Input:
-*-
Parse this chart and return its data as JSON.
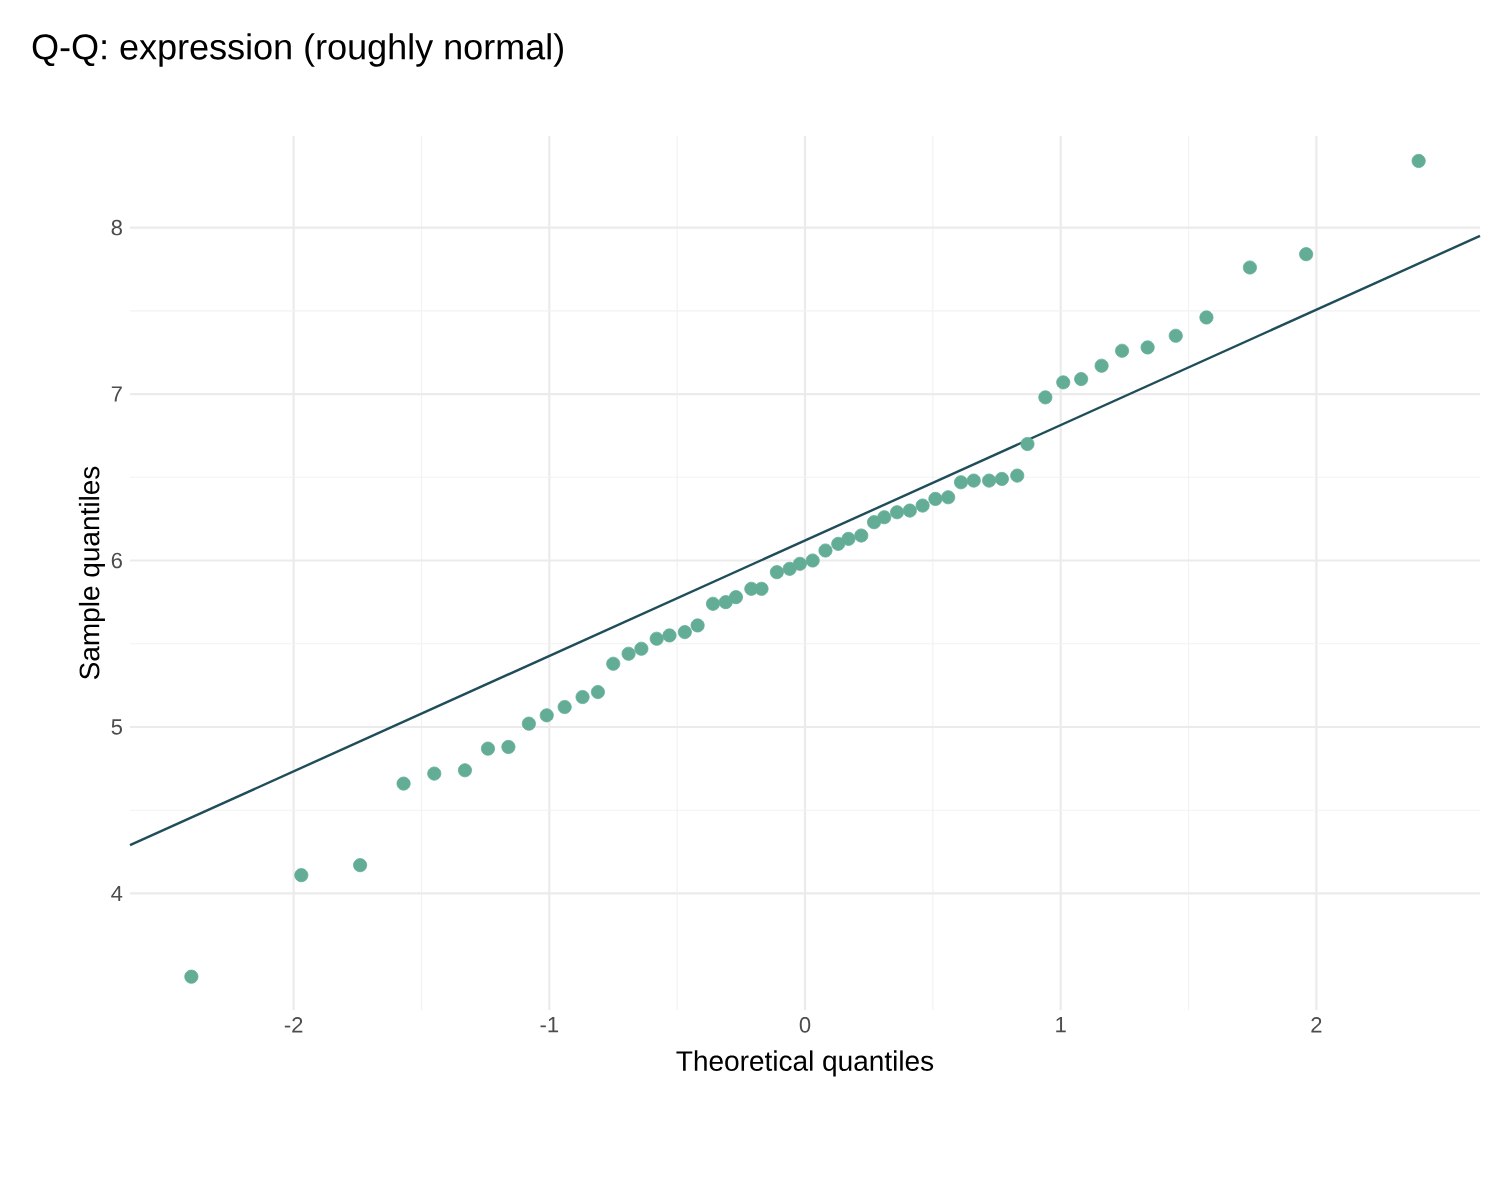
{
  "chart_data": {
    "type": "scatter",
    "title": "Q-Q: expression (roughly normal)",
    "xlabel": "Theoretical quantiles",
    "ylabel": "Sample quantiles",
    "xlim": [
      -2.64,
      2.64
    ],
    "ylim": [
      3.3,
      8.55
    ],
    "xticks": [
      -2,
      -1,
      0,
      1,
      2
    ],
    "yticks": [
      4,
      5,
      6,
      7,
      8
    ],
    "grid": true,
    "series": [
      {
        "color": "#63ad97",
        "marker": "circle",
        "x": [
          -2.4,
          -1.97,
          -1.74,
          -1.57,
          -1.45,
          -1.33,
          -1.24,
          -1.16,
          -1.08,
          -1.01,
          -0.94,
          -0.87,
          -0.81,
          -0.75,
          -0.69,
          -0.64,
          -0.58,
          -0.53,
          -0.47,
          -0.42,
          -0.36,
          -0.31,
          -0.27,
          -0.21,
          -0.17,
          -0.11,
          -0.06,
          -0.02,
          0.03,
          0.08,
          0.13,
          0.17,
          0.22,
          0.27,
          0.31,
          0.36,
          0.41,
          0.46,
          0.51,
          0.56,
          0.61,
          0.66,
          0.72,
          0.77,
          0.83,
          0.87,
          0.94,
          1.01,
          1.08,
          1.16,
          1.24,
          1.34,
          1.45,
          1.57,
          1.74,
          1.96,
          2.4
        ],
        "values": [
          3.5,
          4.11,
          4.17,
          4.66,
          4.72,
          4.74,
          4.87,
          4.88,
          5.02,
          5.07,
          5.12,
          5.18,
          5.21,
          5.38,
          5.44,
          5.47,
          5.53,
          5.55,
          5.57,
          5.61,
          5.74,
          5.75,
          5.78,
          5.83,
          5.83,
          5.93,
          5.95,
          5.98,
          6.0,
          6.06,
          6.1,
          6.13,
          6.15,
          6.23,
          6.26,
          6.29,
          6.3,
          6.33,
          6.37,
          6.38,
          6.47,
          6.48,
          6.48,
          6.49,
          6.51,
          6.7,
          6.98,
          7.07,
          7.09,
          7.17,
          7.26,
          7.28,
          7.35,
          7.46,
          7.76,
          7.84,
          8.4
        ]
      },
      {
        "type": "line",
        "color": "#1f4e5a",
        "marker": "none",
        "line_style": "solid",
        "x": [
          -2.64,
          2.64
        ],
        "values": [
          4.29,
          7.95
        ]
      }
    ]
  }
}
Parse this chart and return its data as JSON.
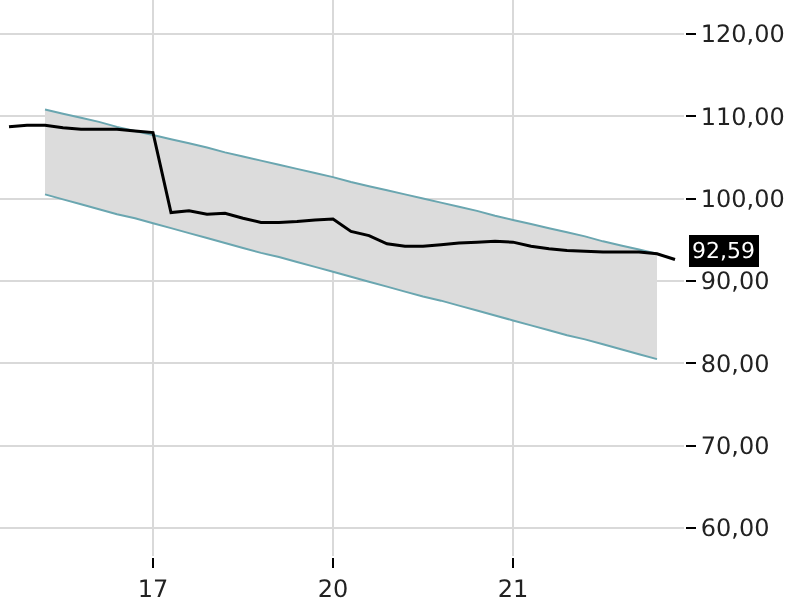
{
  "chart_data": {
    "type": "line",
    "categories": [
      null,
      null,
      null,
      null,
      null,
      null,
      null,
      null,
      "17",
      null,
      null,
      null,
      null,
      null,
      null,
      null,
      null,
      null,
      "20",
      null,
      null,
      null,
      null,
      null,
      null,
      null,
      null,
      null,
      "21",
      null,
      null,
      null,
      null,
      null,
      null,
      null,
      null,
      null
    ],
    "ylim": [
      56.6,
      124.1
    ],
    "yticks": [
      {
        "value": 60,
        "label": "60,00"
      },
      {
        "value": 70,
        "label": "70,00"
      },
      {
        "value": 80,
        "label": "80,00"
      },
      {
        "value": 90,
        "label": "90,00"
      },
      {
        "value": 100,
        "label": "100,00"
      },
      {
        "value": 110,
        "label": "110,00"
      },
      {
        "value": 120,
        "label": "120,00"
      }
    ],
    "grid": true,
    "marker": "none",
    "line_style": "solid",
    "series": [
      {
        "color": "#6aa6b0",
        "values": [
          null,
          null,
          100.5,
          99.9,
          99.3,
          98.7,
          98.1,
          97.6,
          97.0,
          96.4,
          95.8,
          95.2,
          94.6,
          94.0,
          93.4,
          92.9,
          92.3,
          91.7,
          91.1,
          90.5,
          89.9,
          89.3,
          88.7,
          88.1,
          87.6,
          87.0,
          86.4,
          85.8,
          85.2,
          84.6,
          84.0,
          83.4,
          82.9,
          82.3,
          81.7,
          81.1,
          80.5,
          null
        ]
      },
      {
        "color": "#6aa6b0",
        "values": [
          null,
          null,
          110.8,
          110.3,
          109.8,
          109.3,
          108.7,
          108.2,
          107.7,
          107.2,
          106.7,
          106.2,
          105.6,
          105.1,
          104.6,
          104.1,
          103.6,
          103.1,
          102.6,
          102.0,
          101.5,
          101.0,
          100.5,
          100.0,
          99.5,
          99.0,
          98.5,
          97.9,
          97.4,
          96.9,
          96.4,
          95.9,
          95.4,
          94.8,
          94.3,
          93.8,
          93.3,
          null
        ]
      },
      {
        "color": "#dcdcdc",
        "values": [
          null,
          null,
          null,
          null,
          null,
          null,
          null,
          null,
          null,
          null,
          null,
          null,
          null,
          null,
          null,
          null,
          null,
          null,
          null,
          null,
          null,
          null,
          null,
          null,
          null,
          null,
          null,
          null,
          null,
          null,
          null,
          null,
          null,
          null,
          null,
          null,
          null,
          null
        ],
        "lower": [
          null,
          null,
          100.5,
          99.9,
          99.3,
          98.7,
          98.1,
          97.6,
          97.0,
          96.4,
          95.8,
          95.2,
          94.6,
          94.0,
          93.4,
          92.9,
          92.3,
          91.7,
          91.1,
          90.5,
          89.9,
          89.3,
          88.7,
          88.1,
          87.6,
          87.0,
          86.4,
          85.8,
          85.2,
          84.6,
          84.0,
          83.4,
          82.9,
          82.3,
          81.7,
          81.1,
          80.5,
          null
        ],
        "upper": [
          null,
          null,
          110.8,
          110.3,
          109.8,
          109.3,
          108.7,
          108.2,
          107.7,
          107.2,
          106.7,
          106.2,
          105.6,
          105.1,
          104.6,
          104.1,
          103.6,
          103.1,
          102.6,
          102.0,
          101.5,
          101.0,
          100.5,
          100.0,
          99.5,
          99.0,
          98.5,
          97.9,
          97.4,
          96.9,
          96.4,
          95.9,
          95.4,
          94.8,
          94.3,
          93.8,
          93.3,
          null
        ]
      },
      {
        "color": "#000000",
        "values": [
          108.7,
          108.9,
          108.9,
          108.6,
          108.4,
          108.4,
          108.4,
          108.2,
          108.0,
          98.3,
          98.5,
          98.1,
          98.2,
          97.6,
          97.1,
          97.1,
          97.2,
          97.4,
          97.5,
          96.0,
          95.5,
          94.5,
          94.2,
          94.2,
          94.4,
          94.6,
          94.7,
          94.8,
          94.7,
          94.2,
          93.9,
          93.7,
          93.6,
          93.5,
          93.5,
          93.5,
          93.3,
          92.59
        ]
      }
    ],
    "annotations": [
      "92,59"
    ]
  }
}
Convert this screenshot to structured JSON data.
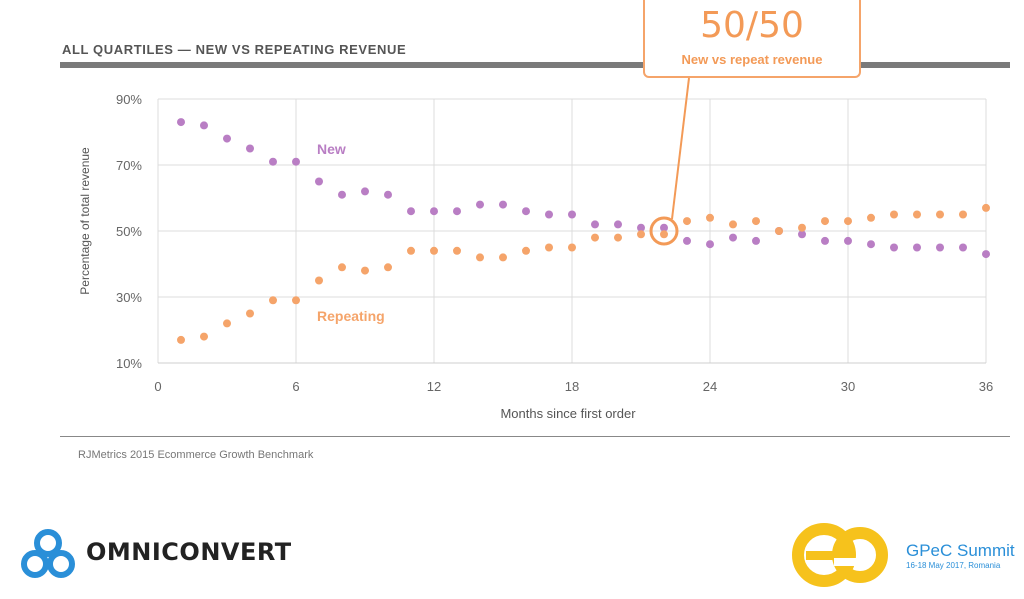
-*-
What is needed:
Transcribe the full listing above exactly as it stands, minus the pictures.

Solution to the exercise:
Parse this chart and return its data as JSON.
{
  "chart_data": {
    "type": "scatter",
    "title": "Q-Q: expression (roughly normal)",
    "xlabel": "Theoretical quantiles",
    "ylabel": "Sample quantiles",
    "xlim": [
      -2.64,
      2.64
    ],
    "ylim": [
      3.3,
      8.55
    ],
    "xticks": [
      -2,
      -1,
      0,
      1,
      2
    ],
    "yticks": [
      4,
      5,
      6,
      7,
      8
    ],
    "grid": true,
    "series": [
      {
        "color": "#63ad97",
        "marker": "circle",
        "x": [
          -2.4,
          -1.97,
          -1.74,
          -1.57,
          -1.45,
          -1.33,
          -1.24,
          -1.16,
          -1.08,
          -1.01,
          -0.94,
          -0.87,
          -0.81,
          -0.75,
          -0.69,
          -0.64,
          -0.58,
          -0.53,
          -0.47,
          -0.42,
          -0.36,
          -0.31,
          -0.27,
          -0.21,
          -0.17,
          -0.11,
          -0.06,
          -0.02,
          0.03,
          0.08,
          0.13,
          0.17,
          0.22,
          0.27,
          0.31,
          0.36,
          0.41,
          0.46,
          0.51,
          0.56,
          0.61,
          0.66,
          0.72,
          0.77,
          0.83,
          0.87,
          0.94,
          1.01,
          1.08,
          1.16,
          1.24,
          1.34,
          1.45,
          1.57,
          1.74,
          1.96,
          2.4
        ],
        "values": [
          3.5,
          4.11,
          4.17,
          4.66,
          4.72,
          4.74,
          4.87,
          4.88,
          5.02,
          5.07,
          5.12,
          5.18,
          5.21,
          5.38,
          5.44,
          5.47,
          5.53,
          5.55,
          5.57,
          5.61,
          5.74,
          5.75,
          5.78,
          5.83,
          5.83,
          5.93,
          5.95,
          5.98,
          6.0,
          6.06,
          6.1,
          6.13,
          6.15,
          6.23,
          6.26,
          6.29,
          6.3,
          6.33,
          6.37,
          6.38,
          6.47,
          6.48,
          6.48,
          6.49,
          6.51,
          6.7,
          6.98,
          7.07,
          7.09,
          7.17,
          7.26,
          7.28,
          7.35,
          7.46,
          7.76,
          7.84,
          8.4
        ]
      },
      {
        "type": "line",
        "color": "#1f4e5a",
        "marker": "none",
        "line_style": "solid",
        "x": [
          -2.64,
          2.64
        ],
        "values": [
          4.29,
          7.95
        ]
      }
    ]
  }
}
Parse this chart and return its data as JSON.
{
  "chart_data": {
    "type": "line",
    "categories": [
      null,
      null,
      null,
      null,
      null,
      null,
      null,
      null,
      "17",
      null,
      null,
      null,
      null,
      null,
      null,
      null,
      null,
      null,
      "20",
      null,
      null,
      null,
      null,
      null,
      null,
      null,
      null,
      null,
      "21",
      null,
      null,
      null,
      null,
      null,
      null,
      null,
      null,
      null
    ],
    "ylim": [
      56.6,
      124.1
    ],
    "yticks": [
      {
        "value": 60,
        "label": "60,00"
      },
      {
        "value": 70,
        "label": "70,00"
      },
      {
        "value": 80,
        "label": "80,00"
      },
      {
        "value": 90,
        "label": "90,00"
      },
      {
        "value": 100,
        "label": "100,00"
      },
      {
        "value": 110,
        "label": "110,00"
      },
      {
        "value": 120,
        "label": "120,00"
      }
    ],
    "grid": true,
    "marker": "none",
    "line_style": "solid",
    "series": [
      {
        "color": "#6aa6b0",
        "values": [
          null,
          null,
          100.5,
          99.9,
          99.3,
          98.7,
          98.1,
          97.6,
          97.0,
          96.4,
          95.8,
          95.2,
          94.6,
          94.0,
          93.4,
          92.9,
          92.3,
          91.7,
          91.1,
          90.5,
          89.9,
          89.3,
          88.7,
          88.1,
          87.6,
          87.0,
          86.4,
          85.8,
          85.2,
          84.6,
          84.0,
          83.4,
          82.9,
          82.3,
          81.7,
          81.1,
          80.5,
          null
        ]
      },
      {
        "color": "#6aa6b0",
        "values": [
          null,
          null,
          110.8,
          110.3,
          109.8,
          109.3,
          108.7,
          108.2,
          107.7,
          107.2,
          106.7,
          106.2,
          105.6,
          105.1,
          104.6,
          104.1,
          103.6,
          103.1,
          102.6,
          102.0,
          101.5,
          101.0,
          100.5,
          100.0,
          99.5,
          99.0,
          98.5,
          97.9,
          97.4,
          96.9,
          96.4,
          95.9,
          95.4,
          94.8,
          94.3,
          93.8,
          93.3,
          null
        ]
      },
      {
        "color": "#dcdcdc",
        "values": [
          null,
          null,
          null,
          null,
          null,
          null,
          null,
          null,
          null,
          null,
          null,
          null,
          null,
          null,
          null,
          null,
          null,
          null,
          null,
          null,
          null,
          null,
          null,
          null,
          null,
          null,
          null,
          null,
          null,
          null,
          null,
          null,
          null,
          null,
          null,
          null,
          null,
          null
        ],
        "lower": [
          null,
          null,
          100.5,
          99.9,
          99.3,
          98.7,
          98.1,
          97.6,
          97.0,
          96.4,
          95.8,
          95.2,
          94.6,
          94.0,
          93.4,
          92.9,
          92.3,
          91.7,
          91.1,
          90.5,
          89.9,
          89.3,
          88.7,
          88.1,
          87.6,
          87.0,
          86.4,
          85.8,
          85.2,
          84.6,
          84.0,
          83.4,
          82.9,
          82.3,
          81.7,
          81.1,
          80.5,
          null
        ],
        "upper": [
          null,
          null,
          110.8,
          110.3,
          109.8,
          109.3,
          108.7,
          108.2,
          107.7,
          107.2,
          106.7,
          106.2,
          105.6,
          105.1,
          104.6,
          104.1,
          103.6,
          103.1,
          102.6,
          102.0,
          101.5,
          101.0,
          100.5,
          100.0,
          99.5,
          99.0,
          98.5,
          97.9,
          97.4,
          96.9,
          96.4,
          95.9,
          95.4,
          94.8,
          94.3,
          93.8,
          93.3,
          null
        ]
      },
      {
        "color": "#000000",
        "values": [
          108.7,
          108.9,
          108.9,
          108.6,
          108.4,
          108.4,
          108.4,
          108.2,
          108.0,
          98.3,
          98.5,
          98.1,
          98.2,
          97.6,
          97.1,
          97.1,
          97.2,
          97.4,
          97.5,
          96.0,
          95.5,
          94.5,
          94.2,
          94.2,
          94.4,
          94.6,
          94.7,
          94.8,
          94.7,
          94.2,
          93.9,
          93.7,
          93.6,
          93.5,
          93.5,
          93.5,
          93.3,
          92.59
        ]
      }
    ],
    "annotations": [
      "92,59"
    ]
  }
}
Convert this screenshot to structured JSON data.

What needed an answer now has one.